Begin

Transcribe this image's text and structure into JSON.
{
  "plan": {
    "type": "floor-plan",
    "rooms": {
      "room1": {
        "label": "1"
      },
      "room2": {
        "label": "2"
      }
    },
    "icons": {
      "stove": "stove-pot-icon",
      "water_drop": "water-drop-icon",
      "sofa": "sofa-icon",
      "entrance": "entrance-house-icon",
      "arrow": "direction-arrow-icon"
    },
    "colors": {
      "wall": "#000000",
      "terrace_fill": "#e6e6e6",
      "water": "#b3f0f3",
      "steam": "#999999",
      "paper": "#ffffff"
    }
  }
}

End

--- Written task ---
For each line in the data above that contains the string "water", extract the line.

--- Answer for this exercise ---
      "water_drop": "water-drop-icon",
      "water": "#b3f0f3",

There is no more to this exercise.